*What is expected*: Copy each line below in which the word "this" occurs.

*Supplied records*:
☆ ☆ ☆ ☆ ☆
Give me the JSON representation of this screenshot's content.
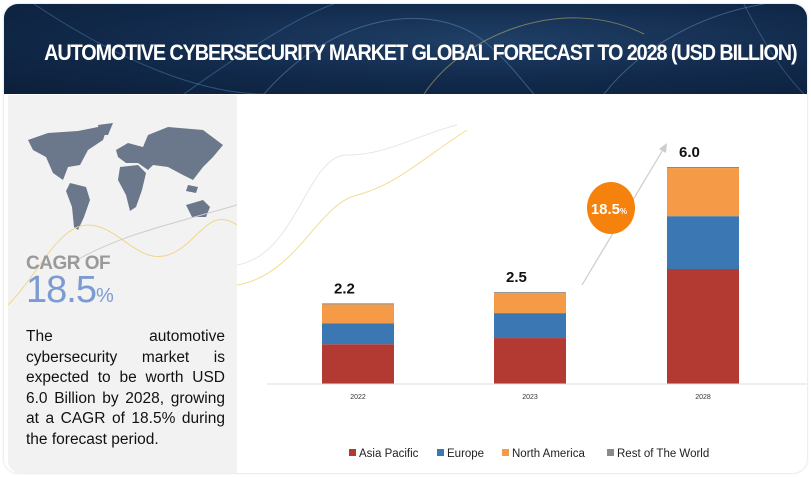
{
  "title": "AUTOMOTIVE CYBERSECURITY MARKET GLOBAL FORECAST TO 2028 (USD BILLION)",
  "side_panel": {
    "cagr_label": "CAGR OF",
    "cagr_value": "18.5",
    "cagr_unit": "%",
    "description": "The automotive cybersecurity market is expected to be worth USD 6.0 Billion by 2028, growing at a CAGR of 18.5% during the forecast period."
  },
  "chart_data": {
    "type": "bar",
    "stacked": true,
    "categories": [
      "2022",
      "2023",
      "2028"
    ],
    "totals": [
      "2.2",
      "2.5",
      "6.0"
    ],
    "series": [
      {
        "name": "Asia Pacific",
        "color": "#b33a32",
        "values": [
          1.1,
          1.27,
          3.18
        ]
      },
      {
        "name": "Europe",
        "color": "#3a77b3",
        "values": [
          0.58,
          0.69,
          1.46
        ]
      },
      {
        "name": "North America",
        "color": "#f59a46",
        "values": [
          0.52,
          0.55,
          1.33
        ]
      },
      {
        "name": "Rest of The World",
        "color": "#8a8a8a",
        "values": [
          0.03,
          0.03,
          0.03
        ]
      }
    ],
    "ylim": [
      0,
      6.0
    ],
    "grid": false,
    "legend": "bottom",
    "annotation": {
      "value": "18.5",
      "unit": "%",
      "color": "#f5820d"
    }
  }
}
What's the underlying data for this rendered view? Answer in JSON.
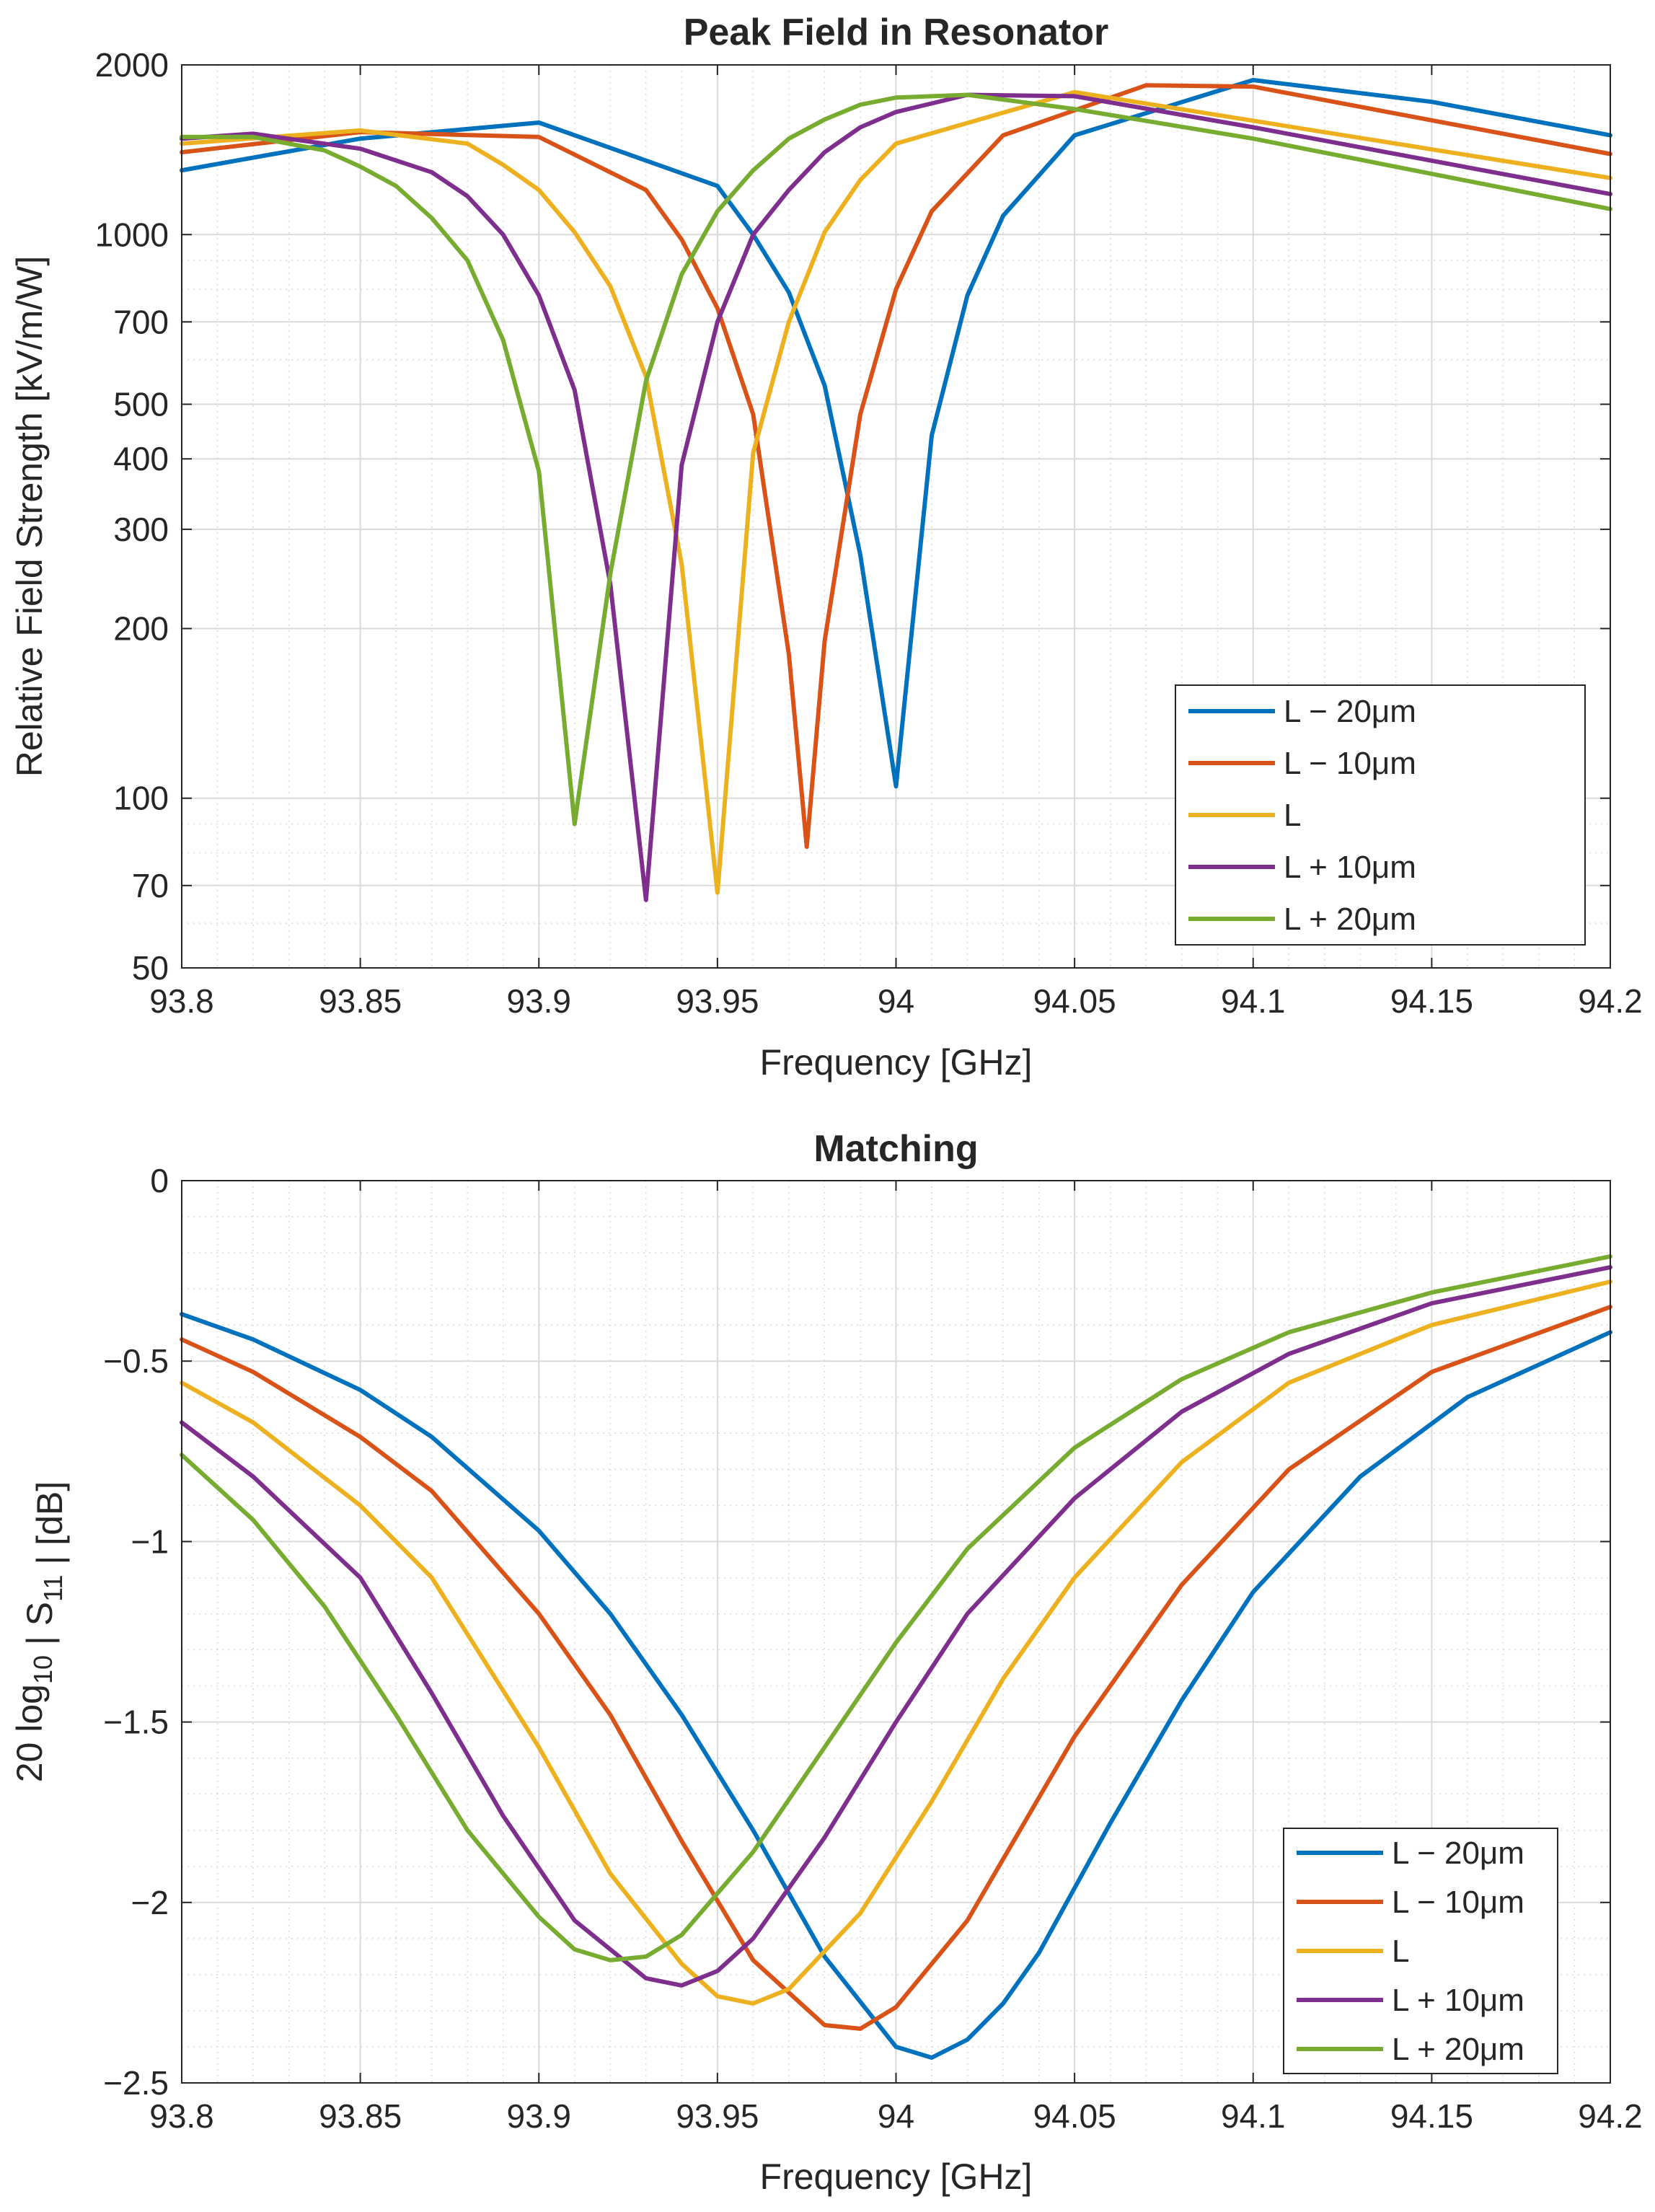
{
  "chart_data": [
    {
      "type": "line",
      "title": "Peak Field in Resonator",
      "xlabel": "Frequency [GHz]",
      "ylabel": "Relative Field Strength [kV/m/W]",
      "yscale": "log",
      "xlim": [
        93.8,
        94.2
      ],
      "ylim": [
        50,
        2000
      ],
      "xticks": [
        93.8,
        93.85,
        93.9,
        93.95,
        94.0,
        94.05,
        94.1,
        94.15,
        94.2
      ],
      "xtick_labels": [
        "93.8",
        "93.85",
        "93.9",
        "93.95",
        "94",
        "94.05",
        "94.1",
        "94.15",
        "94.2"
      ],
      "yticks": [
        50,
        70,
        100,
        200,
        300,
        400,
        500,
        700,
        1000,
        2000
      ],
      "ytick_labels": [
        "50",
        "70",
        "100",
        "200",
        "300",
        "400",
        "500",
        "700",
        "1000",
        "2000"
      ],
      "grid": true,
      "legend_position": "bottom-right",
      "series": [
        {
          "name": "L − 20μm",
          "color": "#0072BD",
          "x": [
            93.8,
            93.85,
            93.9,
            93.95,
            93.96,
            93.97,
            93.98,
            93.99,
            94.0,
            94.01,
            94.02,
            94.03,
            94.05,
            94.1,
            94.15,
            94.2
          ],
          "y": [
            1300,
            1480,
            1580,
            1220,
            1000,
            790,
            540,
            270,
            105,
            440,
            780,
            1080,
            1500,
            1880,
            1720,
            1500
          ]
        },
        {
          "name": "L − 10μm",
          "color": "#D95319",
          "x": [
            93.8,
            93.85,
            93.9,
            93.93,
            93.94,
            93.95,
            93.96,
            93.97,
            93.975,
            93.98,
            93.99,
            94.0,
            94.01,
            94.03,
            94.07,
            94.1,
            94.2
          ],
          "y": [
            1400,
            1520,
            1490,
            1200,
            980,
            740,
            480,
            180,
            82,
            190,
            480,
            800,
            1100,
            1500,
            1840,
            1830,
            1390
          ]
        },
        {
          "name": "L",
          "color": "#EDB120",
          "x": [
            93.8,
            93.85,
            93.88,
            93.89,
            93.9,
            93.91,
            93.92,
            93.93,
            93.94,
            93.95,
            93.96,
            93.97,
            93.98,
            93.99,
            94.0,
            94.05,
            94.2
          ],
          "y": [
            1450,
            1530,
            1450,
            1330,
            1200,
            1010,
            810,
            560,
            260,
            68,
            410,
            700,
            1010,
            1250,
            1450,
            1790,
            1260
          ]
        },
        {
          "name": "L + 10μm",
          "color": "#7E2F8E",
          "x": [
            93.8,
            93.82,
            93.85,
            93.87,
            93.88,
            93.89,
            93.9,
            93.91,
            93.92,
            93.93,
            93.94,
            93.95,
            93.96,
            93.97,
            93.98,
            93.99,
            94.0,
            94.02,
            94.05,
            94.1,
            94.2
          ],
          "y": [
            1480,
            1510,
            1420,
            1290,
            1170,
            1000,
            780,
            530,
            240,
            66,
            390,
            700,
            1000,
            1200,
            1400,
            1550,
            1650,
            1770,
            1760,
            1550,
            1180
          ]
        },
        {
          "name": "L + 20μm",
          "color": "#77AC30",
          "x": [
            93.8,
            93.82,
            93.84,
            93.85,
            93.86,
            93.87,
            93.88,
            93.89,
            93.9,
            93.91,
            93.92,
            93.93,
            93.94,
            93.95,
            93.96,
            93.97,
            93.98,
            93.99,
            94.0,
            94.02,
            94.05,
            94.1,
            94.2
          ],
          "y": [
            1490,
            1490,
            1410,
            1320,
            1220,
            1070,
            900,
            650,
            380,
            90,
            250,
            550,
            850,
            1100,
            1300,
            1480,
            1600,
            1700,
            1750,
            1770,
            1670,
            1480,
            1110
          ]
        }
      ]
    },
    {
      "type": "line",
      "title": "Matching",
      "xlabel": "Frequency [GHz]",
      "ylabel_prefix": "20 log",
      "ylabel_sub1": "10",
      "ylabel_mid": " | S",
      "ylabel_sub2": "11",
      "ylabel_suffix": " | [dB]",
      "xlim": [
        93.8,
        94.2
      ],
      "ylim": [
        -2.5,
        0
      ],
      "xticks": [
        93.8,
        93.85,
        93.9,
        93.95,
        94.0,
        94.05,
        94.1,
        94.15,
        94.2
      ],
      "xtick_labels": [
        "93.8",
        "93.85",
        "93.9",
        "93.95",
        "94",
        "94.05",
        "94.1",
        "94.15",
        "94.2"
      ],
      "yticks": [
        -2.5,
        -2,
        -1.5,
        -1,
        -0.5,
        0
      ],
      "ytick_labels": [
        "−2.5",
        "−2",
        "−1.5",
        "−1",
        "−0.5",
        "0"
      ],
      "grid": true,
      "legend_position": "bottom-right",
      "series": [
        {
          "name": "L − 20μm",
          "color": "#0072BD",
          "x": [
            93.8,
            93.82,
            93.85,
            93.87,
            93.9,
            93.92,
            93.94,
            93.96,
            93.98,
            94.0,
            94.01,
            94.02,
            94.03,
            94.04,
            94.06,
            94.08,
            94.1,
            94.13,
            94.16,
            94.2
          ],
          "y": [
            -0.37,
            -0.44,
            -0.58,
            -0.71,
            -0.97,
            -1.2,
            -1.48,
            -1.8,
            -2.15,
            -2.4,
            -2.43,
            -2.38,
            -2.28,
            -2.14,
            -1.78,
            -1.44,
            -1.14,
            -0.82,
            -0.6,
            -0.42
          ]
        },
        {
          "name": "L − 10μm",
          "color": "#D95319",
          "x": [
            93.8,
            93.82,
            93.85,
            93.87,
            93.9,
            93.92,
            93.94,
            93.96,
            93.98,
            93.99,
            94.0,
            94.02,
            94.05,
            94.08,
            94.11,
            94.15,
            94.2
          ],
          "y": [
            -0.44,
            -0.53,
            -0.71,
            -0.86,
            -1.2,
            -1.48,
            -1.83,
            -2.16,
            -2.34,
            -2.35,
            -2.29,
            -2.05,
            -1.54,
            -1.12,
            -0.8,
            -0.53,
            -0.35
          ]
        },
        {
          "name": "L",
          "color": "#EDB120",
          "x": [
            93.8,
            93.82,
            93.85,
            93.87,
            93.9,
            93.92,
            93.94,
            93.95,
            93.96,
            93.97,
            93.99,
            94.01,
            94.03,
            94.05,
            94.08,
            94.11,
            94.15,
            94.2
          ],
          "y": [
            -0.56,
            -0.67,
            -0.9,
            -1.1,
            -1.57,
            -1.92,
            -2.17,
            -2.26,
            -2.28,
            -2.24,
            -2.03,
            -1.72,
            -1.38,
            -1.1,
            -0.78,
            -0.56,
            -0.4,
            -0.28
          ]
        },
        {
          "name": "L + 10μm",
          "color": "#7E2F8E",
          "x": [
            93.8,
            93.82,
            93.85,
            93.87,
            93.89,
            93.91,
            93.93,
            93.94,
            93.95,
            93.96,
            93.98,
            94.0,
            94.02,
            94.05,
            94.08,
            94.11,
            94.15,
            94.2
          ],
          "y": [
            -0.67,
            -0.82,
            -1.1,
            -1.42,
            -1.76,
            -2.05,
            -2.21,
            -2.23,
            -2.19,
            -2.1,
            -1.82,
            -1.5,
            -1.2,
            -0.88,
            -0.64,
            -0.48,
            -0.34,
            -0.24
          ]
        },
        {
          "name": "L + 20μm",
          "color": "#77AC30",
          "x": [
            93.8,
            93.82,
            93.84,
            93.86,
            93.88,
            93.9,
            93.91,
            93.92,
            93.93,
            93.94,
            93.96,
            93.98,
            94.0,
            94.02,
            94.05,
            94.08,
            94.11,
            94.15,
            94.2
          ],
          "y": [
            -0.76,
            -0.94,
            -1.18,
            -1.48,
            -1.8,
            -2.04,
            -2.13,
            -2.16,
            -2.15,
            -2.09,
            -1.86,
            -1.57,
            -1.28,
            -1.02,
            -0.74,
            -0.55,
            -0.42,
            -0.31,
            -0.21
          ]
        }
      ]
    }
  ]
}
☆ ☆ ☆ ☆ ☆
*Correct response*:
Give me the JSON representation of this screenshot's content.
What's the underlying data for this rendered view? Answer in JSON.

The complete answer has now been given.